> _Goal of the exercise_: Gather the lines from the material that contain "expression".

> _Material provided_:
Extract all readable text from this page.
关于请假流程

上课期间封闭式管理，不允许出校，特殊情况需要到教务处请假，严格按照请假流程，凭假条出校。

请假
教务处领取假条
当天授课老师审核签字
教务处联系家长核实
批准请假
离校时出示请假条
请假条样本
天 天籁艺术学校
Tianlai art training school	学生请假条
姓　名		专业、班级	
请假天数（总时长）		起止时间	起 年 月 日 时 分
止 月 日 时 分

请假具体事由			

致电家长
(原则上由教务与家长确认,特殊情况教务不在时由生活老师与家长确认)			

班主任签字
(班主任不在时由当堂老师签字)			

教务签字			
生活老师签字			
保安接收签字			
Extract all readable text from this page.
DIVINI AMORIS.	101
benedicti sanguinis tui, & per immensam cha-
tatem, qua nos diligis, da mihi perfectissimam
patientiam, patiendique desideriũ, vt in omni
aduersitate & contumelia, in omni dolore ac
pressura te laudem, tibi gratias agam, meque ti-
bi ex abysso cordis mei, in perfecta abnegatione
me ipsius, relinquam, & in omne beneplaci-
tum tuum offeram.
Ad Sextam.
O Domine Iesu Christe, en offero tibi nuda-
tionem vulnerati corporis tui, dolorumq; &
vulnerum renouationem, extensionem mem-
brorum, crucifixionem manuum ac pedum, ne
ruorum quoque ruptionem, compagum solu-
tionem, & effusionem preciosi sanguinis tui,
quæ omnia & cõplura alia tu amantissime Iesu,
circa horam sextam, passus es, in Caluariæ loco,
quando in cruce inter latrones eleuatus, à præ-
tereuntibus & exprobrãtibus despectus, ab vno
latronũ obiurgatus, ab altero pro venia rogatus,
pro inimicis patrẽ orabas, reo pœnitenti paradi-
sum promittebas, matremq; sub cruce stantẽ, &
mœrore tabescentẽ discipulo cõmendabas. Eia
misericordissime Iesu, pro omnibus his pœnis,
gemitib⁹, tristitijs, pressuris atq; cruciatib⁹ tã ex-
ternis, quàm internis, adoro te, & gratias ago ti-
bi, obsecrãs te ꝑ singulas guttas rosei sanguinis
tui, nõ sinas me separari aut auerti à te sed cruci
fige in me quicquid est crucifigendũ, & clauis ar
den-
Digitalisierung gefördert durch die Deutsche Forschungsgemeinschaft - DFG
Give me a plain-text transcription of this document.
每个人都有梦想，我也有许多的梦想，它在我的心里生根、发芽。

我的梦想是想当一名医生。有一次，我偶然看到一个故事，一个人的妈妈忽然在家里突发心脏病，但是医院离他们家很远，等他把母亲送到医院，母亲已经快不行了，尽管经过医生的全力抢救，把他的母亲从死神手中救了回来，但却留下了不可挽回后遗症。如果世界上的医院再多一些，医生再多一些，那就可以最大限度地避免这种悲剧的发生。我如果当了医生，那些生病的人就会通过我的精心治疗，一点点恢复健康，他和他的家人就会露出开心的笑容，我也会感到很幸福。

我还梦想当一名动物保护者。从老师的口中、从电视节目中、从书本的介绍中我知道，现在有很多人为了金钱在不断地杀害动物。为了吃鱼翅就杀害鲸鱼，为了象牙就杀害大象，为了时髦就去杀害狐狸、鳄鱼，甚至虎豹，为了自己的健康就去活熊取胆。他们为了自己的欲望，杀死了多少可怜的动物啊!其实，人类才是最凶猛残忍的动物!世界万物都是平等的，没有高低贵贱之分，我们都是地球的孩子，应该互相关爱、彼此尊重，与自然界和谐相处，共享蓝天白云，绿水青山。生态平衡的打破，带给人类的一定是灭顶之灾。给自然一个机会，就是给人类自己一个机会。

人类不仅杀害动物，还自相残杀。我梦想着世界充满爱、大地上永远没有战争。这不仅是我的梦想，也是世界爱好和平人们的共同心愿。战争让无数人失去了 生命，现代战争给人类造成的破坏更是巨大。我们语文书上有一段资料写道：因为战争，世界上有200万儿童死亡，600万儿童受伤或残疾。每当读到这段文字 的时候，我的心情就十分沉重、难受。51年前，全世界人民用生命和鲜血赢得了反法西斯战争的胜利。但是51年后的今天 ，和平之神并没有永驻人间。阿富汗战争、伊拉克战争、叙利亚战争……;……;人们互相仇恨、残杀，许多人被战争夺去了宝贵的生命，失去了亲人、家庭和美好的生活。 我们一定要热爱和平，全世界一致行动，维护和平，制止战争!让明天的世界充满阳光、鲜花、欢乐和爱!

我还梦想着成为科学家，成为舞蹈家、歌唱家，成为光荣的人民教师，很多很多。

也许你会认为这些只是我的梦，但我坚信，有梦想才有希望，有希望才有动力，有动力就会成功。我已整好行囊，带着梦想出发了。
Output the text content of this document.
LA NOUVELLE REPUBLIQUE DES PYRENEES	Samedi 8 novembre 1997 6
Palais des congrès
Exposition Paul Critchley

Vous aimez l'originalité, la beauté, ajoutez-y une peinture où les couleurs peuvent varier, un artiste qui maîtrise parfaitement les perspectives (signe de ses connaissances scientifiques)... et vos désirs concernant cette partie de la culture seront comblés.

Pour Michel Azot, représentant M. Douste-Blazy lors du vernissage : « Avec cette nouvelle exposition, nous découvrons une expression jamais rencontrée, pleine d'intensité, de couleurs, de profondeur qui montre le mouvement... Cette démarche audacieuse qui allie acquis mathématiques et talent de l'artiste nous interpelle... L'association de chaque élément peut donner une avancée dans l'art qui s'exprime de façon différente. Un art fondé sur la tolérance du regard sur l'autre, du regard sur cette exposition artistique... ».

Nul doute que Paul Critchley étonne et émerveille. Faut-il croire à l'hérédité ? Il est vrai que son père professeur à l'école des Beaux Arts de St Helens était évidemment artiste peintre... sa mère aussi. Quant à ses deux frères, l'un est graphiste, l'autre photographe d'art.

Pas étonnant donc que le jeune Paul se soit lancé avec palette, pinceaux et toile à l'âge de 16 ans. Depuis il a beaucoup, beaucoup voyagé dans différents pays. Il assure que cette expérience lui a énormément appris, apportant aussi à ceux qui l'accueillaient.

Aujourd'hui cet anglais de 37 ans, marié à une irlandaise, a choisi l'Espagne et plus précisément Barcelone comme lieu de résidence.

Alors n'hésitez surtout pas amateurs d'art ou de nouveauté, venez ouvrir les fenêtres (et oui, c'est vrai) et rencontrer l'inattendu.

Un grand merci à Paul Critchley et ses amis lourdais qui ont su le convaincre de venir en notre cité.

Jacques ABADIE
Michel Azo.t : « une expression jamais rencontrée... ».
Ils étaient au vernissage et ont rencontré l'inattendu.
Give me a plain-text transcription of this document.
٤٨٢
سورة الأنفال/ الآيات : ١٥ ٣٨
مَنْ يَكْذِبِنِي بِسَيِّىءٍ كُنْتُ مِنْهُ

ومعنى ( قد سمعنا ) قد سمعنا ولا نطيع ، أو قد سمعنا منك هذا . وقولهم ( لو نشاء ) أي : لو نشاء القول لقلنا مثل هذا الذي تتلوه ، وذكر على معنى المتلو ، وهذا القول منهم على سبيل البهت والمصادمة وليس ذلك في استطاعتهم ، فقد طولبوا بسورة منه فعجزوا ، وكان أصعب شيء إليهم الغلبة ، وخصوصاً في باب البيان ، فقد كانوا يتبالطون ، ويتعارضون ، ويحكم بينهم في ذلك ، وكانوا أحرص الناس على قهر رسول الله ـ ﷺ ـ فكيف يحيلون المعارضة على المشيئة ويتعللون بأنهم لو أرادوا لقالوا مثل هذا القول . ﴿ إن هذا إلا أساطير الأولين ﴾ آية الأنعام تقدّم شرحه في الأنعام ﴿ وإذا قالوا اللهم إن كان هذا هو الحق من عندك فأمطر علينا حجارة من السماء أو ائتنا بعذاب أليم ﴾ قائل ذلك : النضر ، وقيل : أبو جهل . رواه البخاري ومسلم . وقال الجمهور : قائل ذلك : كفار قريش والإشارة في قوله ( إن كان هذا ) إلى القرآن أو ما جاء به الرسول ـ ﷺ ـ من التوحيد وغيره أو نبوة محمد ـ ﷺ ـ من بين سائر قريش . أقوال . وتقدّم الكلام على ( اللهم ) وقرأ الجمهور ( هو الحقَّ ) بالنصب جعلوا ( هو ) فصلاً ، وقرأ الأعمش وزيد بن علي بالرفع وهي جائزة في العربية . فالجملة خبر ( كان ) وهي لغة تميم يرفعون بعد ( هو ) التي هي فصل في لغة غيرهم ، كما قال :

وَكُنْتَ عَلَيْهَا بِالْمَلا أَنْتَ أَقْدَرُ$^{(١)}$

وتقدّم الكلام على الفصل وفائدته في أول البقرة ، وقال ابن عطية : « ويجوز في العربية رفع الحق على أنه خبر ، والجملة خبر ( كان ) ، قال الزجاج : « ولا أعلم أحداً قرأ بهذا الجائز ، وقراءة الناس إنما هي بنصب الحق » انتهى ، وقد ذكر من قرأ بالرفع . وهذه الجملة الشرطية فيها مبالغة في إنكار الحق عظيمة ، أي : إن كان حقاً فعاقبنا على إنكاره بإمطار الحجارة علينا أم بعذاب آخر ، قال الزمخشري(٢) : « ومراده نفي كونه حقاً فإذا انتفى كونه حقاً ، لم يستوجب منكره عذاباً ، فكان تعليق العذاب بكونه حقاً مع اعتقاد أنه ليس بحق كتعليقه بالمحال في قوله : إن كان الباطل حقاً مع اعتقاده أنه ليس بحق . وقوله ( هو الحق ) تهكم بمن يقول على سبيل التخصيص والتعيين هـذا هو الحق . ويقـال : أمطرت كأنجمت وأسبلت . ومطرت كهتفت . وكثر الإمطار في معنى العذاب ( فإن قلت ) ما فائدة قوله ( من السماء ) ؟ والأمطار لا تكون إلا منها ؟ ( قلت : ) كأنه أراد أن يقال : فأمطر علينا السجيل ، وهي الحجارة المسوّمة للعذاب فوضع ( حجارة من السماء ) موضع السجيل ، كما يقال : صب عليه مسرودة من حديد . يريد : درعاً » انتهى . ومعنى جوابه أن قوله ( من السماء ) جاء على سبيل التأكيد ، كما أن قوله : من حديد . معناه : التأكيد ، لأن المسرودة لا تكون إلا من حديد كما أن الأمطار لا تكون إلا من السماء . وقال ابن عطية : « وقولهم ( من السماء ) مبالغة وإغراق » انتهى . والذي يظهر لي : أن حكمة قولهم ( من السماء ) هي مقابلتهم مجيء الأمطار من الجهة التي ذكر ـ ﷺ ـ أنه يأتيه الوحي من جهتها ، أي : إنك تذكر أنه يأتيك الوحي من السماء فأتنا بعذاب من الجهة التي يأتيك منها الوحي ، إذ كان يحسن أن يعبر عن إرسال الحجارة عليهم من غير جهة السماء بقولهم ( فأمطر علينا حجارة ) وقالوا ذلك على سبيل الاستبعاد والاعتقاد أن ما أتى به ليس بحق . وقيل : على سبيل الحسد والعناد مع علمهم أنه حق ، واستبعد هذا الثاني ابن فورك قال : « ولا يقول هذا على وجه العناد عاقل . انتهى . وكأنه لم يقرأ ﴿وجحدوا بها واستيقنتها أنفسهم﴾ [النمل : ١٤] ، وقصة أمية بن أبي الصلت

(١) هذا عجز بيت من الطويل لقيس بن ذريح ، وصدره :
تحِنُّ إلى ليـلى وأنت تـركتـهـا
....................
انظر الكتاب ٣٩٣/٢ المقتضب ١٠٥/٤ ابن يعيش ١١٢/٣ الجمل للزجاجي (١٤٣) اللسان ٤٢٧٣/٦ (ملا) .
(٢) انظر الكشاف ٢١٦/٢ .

> _Solution_:
Pour Michel Azot, représentant M. Douste-Blazy lors du vernissage : « Avec cette nouvelle exposition, nous découvrons une expression jamais rencontrée, pleine d'intensité, de couleurs, de profondeur qui montre le mouvement... Cette démarche audacieuse qui allie acquis mathématiques et talent de l'artiste nous interpelle... L'association de chaque élément peut donner une avancée dans l'art qui s'exprime de façon différente. Un art fondé sur la tolérance du regard sur l'autre, du regard sur cette exposition artistique... ».
Michel Azo.t : « une expression jamais rencontrée... ».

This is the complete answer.